### YOUR TASK
In the entries below, count every line containing "культуры". Reply with the number alone.

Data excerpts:
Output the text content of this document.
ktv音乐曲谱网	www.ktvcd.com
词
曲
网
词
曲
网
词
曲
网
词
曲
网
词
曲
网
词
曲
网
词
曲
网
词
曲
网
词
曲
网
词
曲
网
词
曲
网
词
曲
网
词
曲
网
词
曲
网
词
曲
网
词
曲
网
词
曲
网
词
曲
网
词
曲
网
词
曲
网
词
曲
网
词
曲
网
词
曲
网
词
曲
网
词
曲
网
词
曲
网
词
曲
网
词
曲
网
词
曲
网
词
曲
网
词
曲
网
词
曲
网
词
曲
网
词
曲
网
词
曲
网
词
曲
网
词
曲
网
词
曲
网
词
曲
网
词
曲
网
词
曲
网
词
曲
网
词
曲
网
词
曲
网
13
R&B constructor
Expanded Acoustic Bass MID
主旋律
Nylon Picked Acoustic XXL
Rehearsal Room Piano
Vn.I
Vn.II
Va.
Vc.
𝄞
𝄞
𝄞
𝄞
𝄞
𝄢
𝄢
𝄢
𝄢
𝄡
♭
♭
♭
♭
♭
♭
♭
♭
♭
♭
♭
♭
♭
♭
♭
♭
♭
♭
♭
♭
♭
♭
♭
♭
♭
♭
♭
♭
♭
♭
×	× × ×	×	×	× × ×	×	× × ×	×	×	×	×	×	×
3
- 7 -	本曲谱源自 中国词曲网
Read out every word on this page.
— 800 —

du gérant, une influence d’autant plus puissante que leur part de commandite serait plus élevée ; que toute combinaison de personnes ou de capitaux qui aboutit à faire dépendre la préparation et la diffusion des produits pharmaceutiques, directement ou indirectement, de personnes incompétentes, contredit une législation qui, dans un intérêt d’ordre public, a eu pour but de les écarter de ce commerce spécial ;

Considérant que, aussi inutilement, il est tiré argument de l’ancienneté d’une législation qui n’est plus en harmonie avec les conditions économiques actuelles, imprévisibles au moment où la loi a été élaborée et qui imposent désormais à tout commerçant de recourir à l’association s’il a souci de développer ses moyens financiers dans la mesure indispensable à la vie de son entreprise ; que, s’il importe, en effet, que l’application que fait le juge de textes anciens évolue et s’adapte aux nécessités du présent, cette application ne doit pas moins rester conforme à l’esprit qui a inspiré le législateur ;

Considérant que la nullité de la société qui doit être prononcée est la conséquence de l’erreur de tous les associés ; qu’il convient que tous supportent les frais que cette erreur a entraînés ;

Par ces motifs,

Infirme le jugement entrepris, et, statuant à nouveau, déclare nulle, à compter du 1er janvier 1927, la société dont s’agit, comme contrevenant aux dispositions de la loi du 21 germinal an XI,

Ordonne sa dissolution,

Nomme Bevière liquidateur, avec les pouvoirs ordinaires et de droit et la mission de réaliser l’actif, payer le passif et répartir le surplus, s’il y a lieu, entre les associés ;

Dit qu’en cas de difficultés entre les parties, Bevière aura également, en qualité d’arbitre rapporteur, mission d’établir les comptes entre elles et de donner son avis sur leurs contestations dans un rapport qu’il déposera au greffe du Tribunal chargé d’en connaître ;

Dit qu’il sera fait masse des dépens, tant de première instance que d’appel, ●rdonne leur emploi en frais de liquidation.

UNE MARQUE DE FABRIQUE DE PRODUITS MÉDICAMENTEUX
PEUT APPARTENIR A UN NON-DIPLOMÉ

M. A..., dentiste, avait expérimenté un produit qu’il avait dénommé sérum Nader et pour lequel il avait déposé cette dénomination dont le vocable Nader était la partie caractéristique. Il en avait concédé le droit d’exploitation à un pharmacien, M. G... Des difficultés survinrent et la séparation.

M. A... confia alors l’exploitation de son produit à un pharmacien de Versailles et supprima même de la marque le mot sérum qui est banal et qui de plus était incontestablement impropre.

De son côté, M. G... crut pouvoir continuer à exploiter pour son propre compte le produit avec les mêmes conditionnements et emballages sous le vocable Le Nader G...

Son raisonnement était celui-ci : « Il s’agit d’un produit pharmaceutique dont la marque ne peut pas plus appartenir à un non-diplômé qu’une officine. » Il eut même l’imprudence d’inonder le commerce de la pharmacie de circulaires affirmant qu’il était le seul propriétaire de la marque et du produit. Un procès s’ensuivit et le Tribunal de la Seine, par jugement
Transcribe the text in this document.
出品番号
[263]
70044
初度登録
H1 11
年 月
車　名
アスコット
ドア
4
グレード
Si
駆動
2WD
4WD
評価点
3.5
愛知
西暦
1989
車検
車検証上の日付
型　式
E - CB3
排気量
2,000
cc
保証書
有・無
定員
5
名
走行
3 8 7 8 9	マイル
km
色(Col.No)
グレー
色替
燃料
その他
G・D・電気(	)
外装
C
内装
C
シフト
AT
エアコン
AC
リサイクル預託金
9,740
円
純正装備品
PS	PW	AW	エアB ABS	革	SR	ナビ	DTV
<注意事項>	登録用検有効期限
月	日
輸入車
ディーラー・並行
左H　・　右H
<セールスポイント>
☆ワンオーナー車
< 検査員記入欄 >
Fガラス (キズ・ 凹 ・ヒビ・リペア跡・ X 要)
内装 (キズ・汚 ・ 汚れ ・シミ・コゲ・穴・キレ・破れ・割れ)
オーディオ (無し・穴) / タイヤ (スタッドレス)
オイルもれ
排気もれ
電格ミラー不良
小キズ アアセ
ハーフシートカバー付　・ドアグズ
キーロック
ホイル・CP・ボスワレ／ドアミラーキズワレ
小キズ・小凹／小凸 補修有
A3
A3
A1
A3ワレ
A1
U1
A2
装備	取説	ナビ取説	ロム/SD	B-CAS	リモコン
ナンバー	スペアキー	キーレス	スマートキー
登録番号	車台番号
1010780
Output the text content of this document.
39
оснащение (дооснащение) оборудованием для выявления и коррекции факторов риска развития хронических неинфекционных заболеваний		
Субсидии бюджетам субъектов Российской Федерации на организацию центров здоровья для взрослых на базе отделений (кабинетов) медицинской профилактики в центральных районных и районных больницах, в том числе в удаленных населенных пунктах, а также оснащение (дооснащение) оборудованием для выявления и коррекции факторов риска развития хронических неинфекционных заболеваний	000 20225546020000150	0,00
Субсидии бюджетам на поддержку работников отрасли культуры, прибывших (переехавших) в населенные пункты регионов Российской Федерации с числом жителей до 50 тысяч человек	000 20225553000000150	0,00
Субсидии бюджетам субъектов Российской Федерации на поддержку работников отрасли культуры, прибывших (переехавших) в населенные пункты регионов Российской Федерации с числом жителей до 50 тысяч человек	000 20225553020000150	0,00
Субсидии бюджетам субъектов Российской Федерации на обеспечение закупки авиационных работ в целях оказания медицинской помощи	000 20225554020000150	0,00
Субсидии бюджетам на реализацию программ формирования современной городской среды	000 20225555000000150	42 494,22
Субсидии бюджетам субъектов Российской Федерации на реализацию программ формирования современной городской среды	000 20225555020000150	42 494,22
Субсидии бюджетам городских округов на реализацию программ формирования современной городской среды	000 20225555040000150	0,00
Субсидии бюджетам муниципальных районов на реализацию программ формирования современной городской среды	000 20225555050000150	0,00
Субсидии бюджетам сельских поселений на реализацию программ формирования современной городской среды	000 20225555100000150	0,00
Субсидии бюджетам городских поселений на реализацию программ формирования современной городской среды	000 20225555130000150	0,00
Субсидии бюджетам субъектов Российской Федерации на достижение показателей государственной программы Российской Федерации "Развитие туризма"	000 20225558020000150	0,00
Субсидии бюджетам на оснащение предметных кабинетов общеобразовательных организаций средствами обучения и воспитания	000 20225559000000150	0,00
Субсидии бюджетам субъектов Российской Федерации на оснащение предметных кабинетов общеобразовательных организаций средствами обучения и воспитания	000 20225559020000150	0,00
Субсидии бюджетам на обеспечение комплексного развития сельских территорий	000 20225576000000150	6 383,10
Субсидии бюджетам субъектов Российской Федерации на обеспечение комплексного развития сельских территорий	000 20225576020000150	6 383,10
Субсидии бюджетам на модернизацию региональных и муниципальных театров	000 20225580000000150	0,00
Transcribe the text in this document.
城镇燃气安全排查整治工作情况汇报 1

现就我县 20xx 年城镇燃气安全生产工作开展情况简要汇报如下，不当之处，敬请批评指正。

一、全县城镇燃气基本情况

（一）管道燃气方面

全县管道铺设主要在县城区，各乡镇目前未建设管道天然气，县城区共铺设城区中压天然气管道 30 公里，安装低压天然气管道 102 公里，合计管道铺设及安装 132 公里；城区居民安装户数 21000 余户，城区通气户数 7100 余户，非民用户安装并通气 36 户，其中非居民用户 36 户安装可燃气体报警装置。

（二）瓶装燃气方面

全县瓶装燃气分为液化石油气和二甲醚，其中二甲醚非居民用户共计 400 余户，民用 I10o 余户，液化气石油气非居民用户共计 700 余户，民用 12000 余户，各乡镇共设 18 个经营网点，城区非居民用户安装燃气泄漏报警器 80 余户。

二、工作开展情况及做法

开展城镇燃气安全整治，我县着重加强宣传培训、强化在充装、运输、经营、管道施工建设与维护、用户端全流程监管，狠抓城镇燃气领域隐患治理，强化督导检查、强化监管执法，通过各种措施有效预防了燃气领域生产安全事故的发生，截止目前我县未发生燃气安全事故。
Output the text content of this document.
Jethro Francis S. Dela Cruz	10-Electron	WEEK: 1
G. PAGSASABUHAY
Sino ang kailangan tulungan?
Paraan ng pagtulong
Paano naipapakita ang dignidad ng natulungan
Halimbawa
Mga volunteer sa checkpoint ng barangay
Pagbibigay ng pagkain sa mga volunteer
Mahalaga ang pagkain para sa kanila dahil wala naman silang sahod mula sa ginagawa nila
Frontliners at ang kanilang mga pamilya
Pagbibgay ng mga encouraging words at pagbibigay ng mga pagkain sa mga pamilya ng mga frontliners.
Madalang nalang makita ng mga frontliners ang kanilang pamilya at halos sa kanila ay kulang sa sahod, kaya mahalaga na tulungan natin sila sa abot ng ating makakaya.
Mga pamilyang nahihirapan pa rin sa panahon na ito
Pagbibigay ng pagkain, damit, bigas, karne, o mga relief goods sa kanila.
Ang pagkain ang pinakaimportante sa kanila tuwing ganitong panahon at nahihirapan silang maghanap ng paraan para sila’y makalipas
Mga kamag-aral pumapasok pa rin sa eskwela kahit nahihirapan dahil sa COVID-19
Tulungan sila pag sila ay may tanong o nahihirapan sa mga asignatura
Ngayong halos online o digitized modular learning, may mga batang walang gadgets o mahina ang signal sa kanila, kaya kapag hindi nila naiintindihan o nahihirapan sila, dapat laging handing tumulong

### RESULT OF THIS TASK
2